[Records contained in a dataset]
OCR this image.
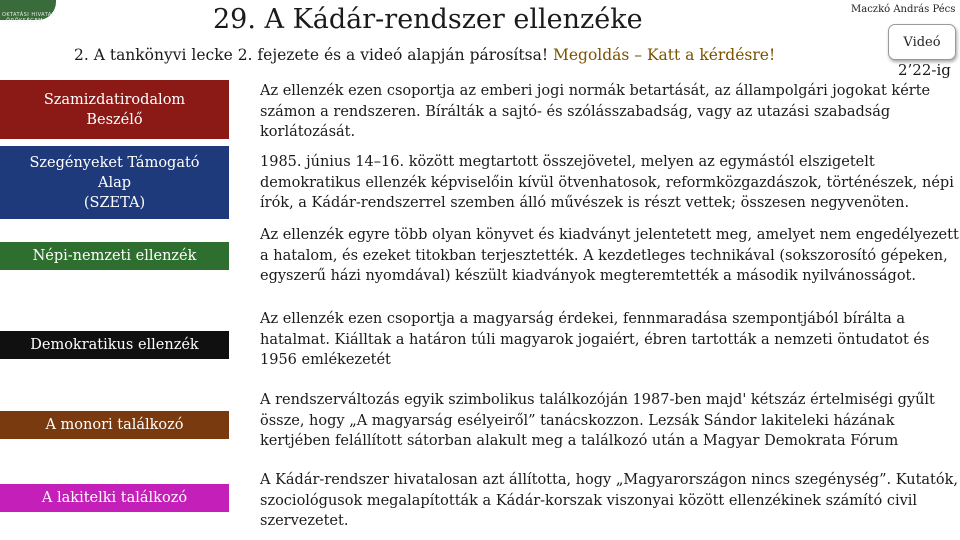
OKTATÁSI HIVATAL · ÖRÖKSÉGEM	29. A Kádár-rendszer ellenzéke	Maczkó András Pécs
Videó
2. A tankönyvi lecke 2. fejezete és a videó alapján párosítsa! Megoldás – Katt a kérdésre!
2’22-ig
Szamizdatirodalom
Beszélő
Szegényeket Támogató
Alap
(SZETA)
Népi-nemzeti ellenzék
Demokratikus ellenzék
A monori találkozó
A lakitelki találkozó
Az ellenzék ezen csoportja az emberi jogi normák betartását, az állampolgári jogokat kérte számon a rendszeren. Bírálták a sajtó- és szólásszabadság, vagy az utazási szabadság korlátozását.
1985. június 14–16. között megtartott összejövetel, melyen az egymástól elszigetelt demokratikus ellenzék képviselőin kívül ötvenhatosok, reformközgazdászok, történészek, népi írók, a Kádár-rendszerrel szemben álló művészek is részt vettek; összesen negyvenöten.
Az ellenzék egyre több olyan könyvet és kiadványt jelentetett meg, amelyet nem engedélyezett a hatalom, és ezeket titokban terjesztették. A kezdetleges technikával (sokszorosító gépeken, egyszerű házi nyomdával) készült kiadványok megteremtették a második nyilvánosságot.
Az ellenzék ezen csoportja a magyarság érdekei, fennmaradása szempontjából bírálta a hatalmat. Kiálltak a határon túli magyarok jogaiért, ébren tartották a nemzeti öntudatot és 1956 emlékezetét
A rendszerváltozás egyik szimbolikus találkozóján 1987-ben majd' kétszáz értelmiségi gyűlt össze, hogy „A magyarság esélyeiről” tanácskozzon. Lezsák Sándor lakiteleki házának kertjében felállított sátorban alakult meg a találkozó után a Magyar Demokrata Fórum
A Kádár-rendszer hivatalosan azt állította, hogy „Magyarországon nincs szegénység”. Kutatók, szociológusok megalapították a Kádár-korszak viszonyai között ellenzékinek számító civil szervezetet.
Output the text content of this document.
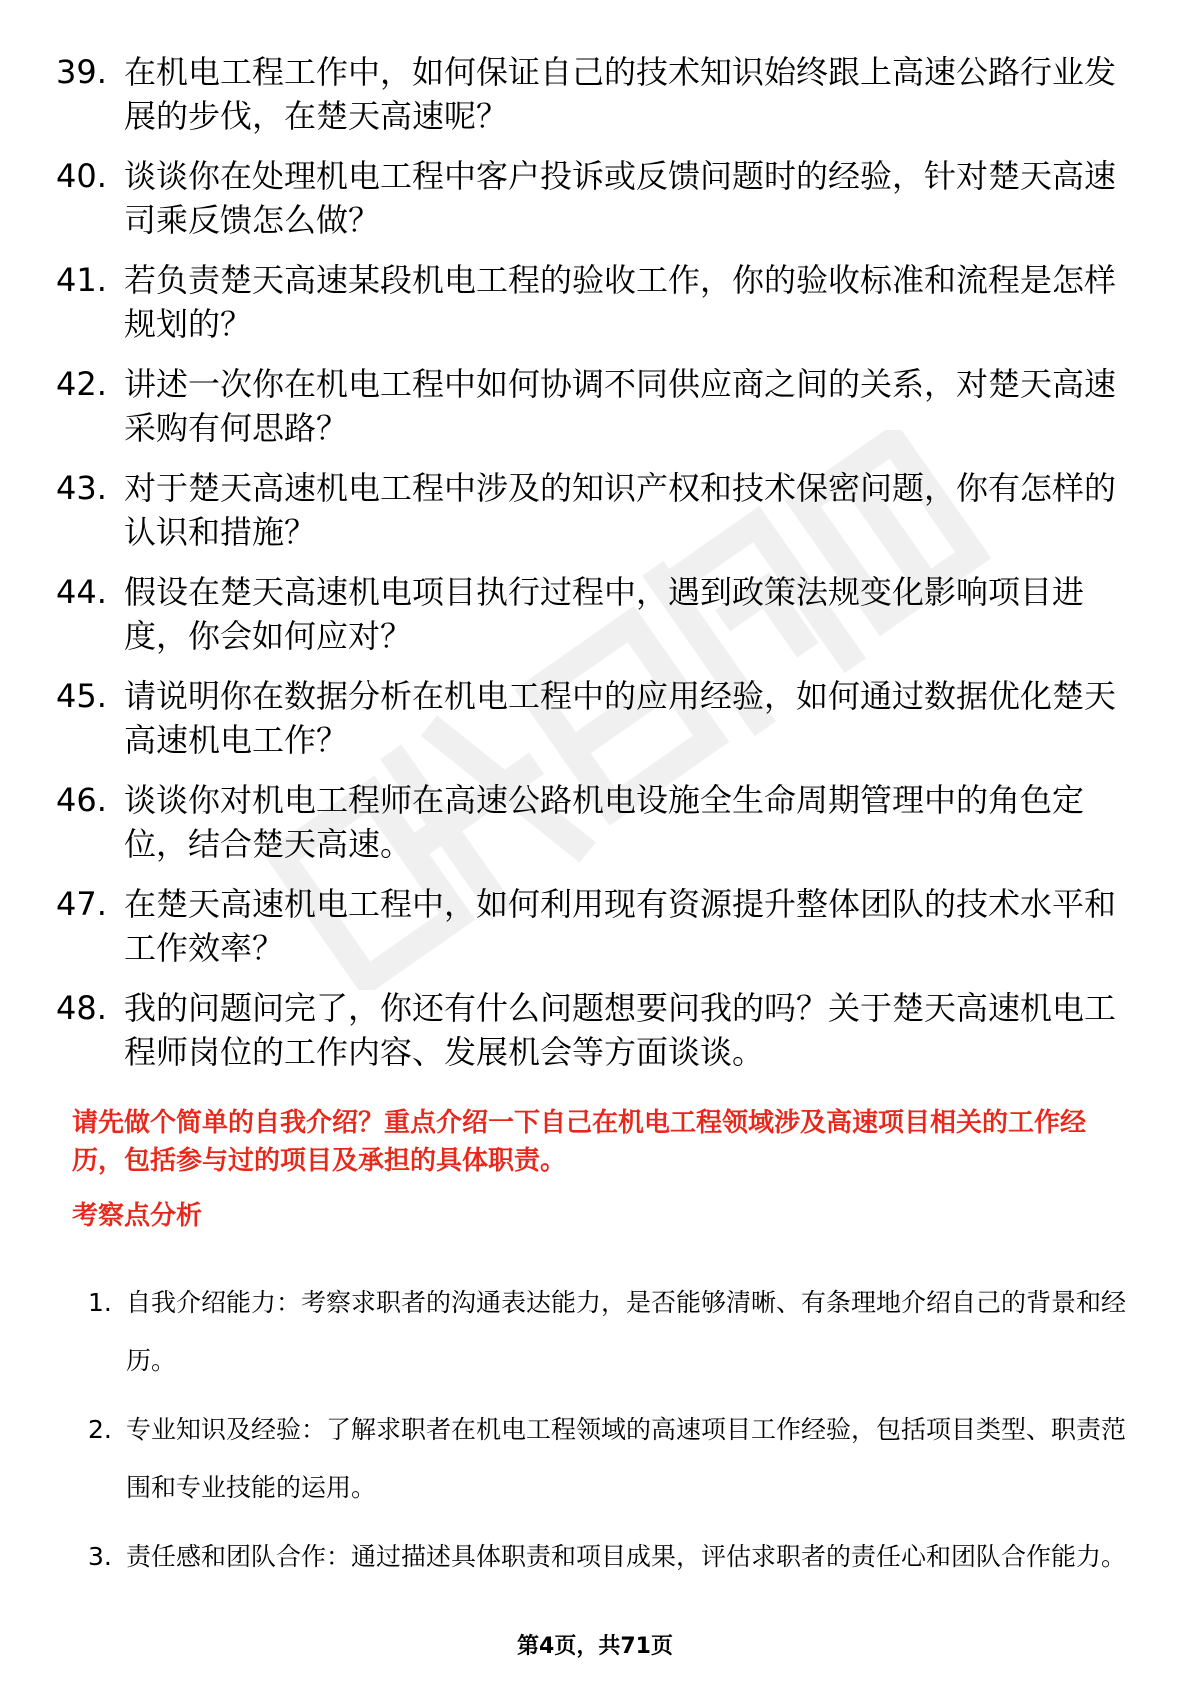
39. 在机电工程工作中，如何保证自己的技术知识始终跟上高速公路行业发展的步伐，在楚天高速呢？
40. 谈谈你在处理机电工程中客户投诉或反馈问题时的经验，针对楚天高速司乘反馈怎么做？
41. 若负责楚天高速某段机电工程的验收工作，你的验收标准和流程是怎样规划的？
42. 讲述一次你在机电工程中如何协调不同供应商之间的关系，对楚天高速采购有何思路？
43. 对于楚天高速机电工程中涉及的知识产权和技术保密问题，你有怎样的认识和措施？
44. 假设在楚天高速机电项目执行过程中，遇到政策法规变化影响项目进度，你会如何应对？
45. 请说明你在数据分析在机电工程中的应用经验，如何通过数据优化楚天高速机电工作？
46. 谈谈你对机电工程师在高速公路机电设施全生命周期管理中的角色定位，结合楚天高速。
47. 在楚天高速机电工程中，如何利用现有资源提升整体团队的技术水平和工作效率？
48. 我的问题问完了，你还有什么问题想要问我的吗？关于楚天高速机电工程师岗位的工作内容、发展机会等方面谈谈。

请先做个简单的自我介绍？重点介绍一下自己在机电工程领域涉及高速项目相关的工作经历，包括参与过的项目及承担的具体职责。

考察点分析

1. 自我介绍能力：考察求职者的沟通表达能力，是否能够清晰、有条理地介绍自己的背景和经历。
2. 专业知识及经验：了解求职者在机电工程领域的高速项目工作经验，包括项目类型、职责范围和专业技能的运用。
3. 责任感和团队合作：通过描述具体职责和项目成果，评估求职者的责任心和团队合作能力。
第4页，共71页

(Task objective):
Make an exact copy of all entries above, dropping the images.

(Finished task):
OCR this image.
OKTATÁSI HIVATAL · ÖRÖKSÉGEM	29. A Kádár-rendszer ellenzéke	Maczkó András Pécs
Videó
2. A tankönyvi lecke 2. fejezete és a videó alapján párosítsa! Megoldás – Katt a kérdésre!
2’22-ig
Szamizdatirodalom
Beszélő
Szegényeket Támogató
Alap
(SZETA)
Népi-nemzeti ellenzék
Demokratikus ellenzék
A monori találkozó
A lakitelki találkozó
Az ellenzék ezen csoportja az emberi jogi normák betartását, az állampolgári jogokat kérte számon a rendszeren. Bírálták a sajtó- és szólásszabadság, vagy az utazási szabadság korlátozását.
1985. június 14–16. között megtartott összejövetel, melyen az egymástól elszigetelt demokratikus ellenzék képviselőin kívül ötvenhatosok, reformközgazdászok, történészek, népi írók, a Kádár-rendszerrel szemben álló művészek is részt vettek; összesen negyvenöten.
Az ellenzék egyre több olyan könyvet és kiadványt jelentetett meg, amelyet nem engedélyezett a hatalom, és ezeket titokban terjesztették. A kezdetleges technikával (sokszorosító gépeken, egyszerű házi nyomdával) készült kiadványok megteremtették a második nyilvánosságot.
Az ellenzék ezen csoportja a magyarság érdekei, fennmaradása szempontjából bírálta a hatalmat. Kiálltak a határon túli magyarok jogaiért, ébren tartották a nemzeti öntudatot és 1956 emlékezetét
A rendszerváltozás egyik szimbolikus találkozóján 1987-ben majd' kétszáz értelmiségi gyűlt össze, hogy „A magyarság esélyeiről” tanácskozzon. Lezsák Sándor lakiteleki házának kertjében felállított sátorban alakult meg a találkozó után a Magyar Demokrata Fórum
A Kádár-rendszer hivatalosan azt állította, hogy „Magyarországon nincs szegénység”. Kutatók, szociológusok megalapították a Kádár-korszak viszonyai között ellenzékinek számító civil szervezetet.
Output the text content of this document.
39. 在机电工程工作中，如何保证自己的技术知识始终跟上高速公路行业发展的步伐，在楚天高速呢？
40. 谈谈你在处理机电工程中客户投诉或反馈问题时的经验，针对楚天高速司乘反馈怎么做？
41. 若负责楚天高速某段机电工程的验收工作，你的验收标准和流程是怎样规划的？
42. 讲述一次你在机电工程中如何协调不同供应商之间的关系，对楚天高速采购有何思路？
43. 对于楚天高速机电工程中涉及的知识产权和技术保密问题，你有怎样的认识和措施？
44. 假设在楚天高速机电项目执行过程中，遇到政策法规变化影响项目进度，你会如何应对？
45. 请说明你在数据分析在机电工程中的应用经验，如何通过数据优化楚天高速机电工作？
46. 谈谈你对机电工程师在高速公路机电设施全生命周期管理中的角色定位，结合楚天高速。
47. 在楚天高速机电工程中，如何利用现有资源提升整体团队的技术水平和工作效率？
48. 我的问题问完了，你还有什么问题想要问我的吗？关于楚天高速机电工程师岗位的工作内容、发展机会等方面谈谈。

请先做个简单的自我介绍？重点介绍一下自己在机电工程领域涉及高速项目相关的工作经历，包括参与过的项目及承担的具体职责。

考察点分析

1. 自我介绍能力：考察求职者的沟通表达能力，是否能够清晰、有条理地介绍自己的背景和经历。
2. 专业知识及经验：了解求职者在机电工程领域的高速项目工作经验，包括项目类型、职责范围和专业技能的运用。
3. 责任感和团队合作：通过描述具体职责和项目成果，评估求职者的责任心和团队合作能力。
第4页，共71页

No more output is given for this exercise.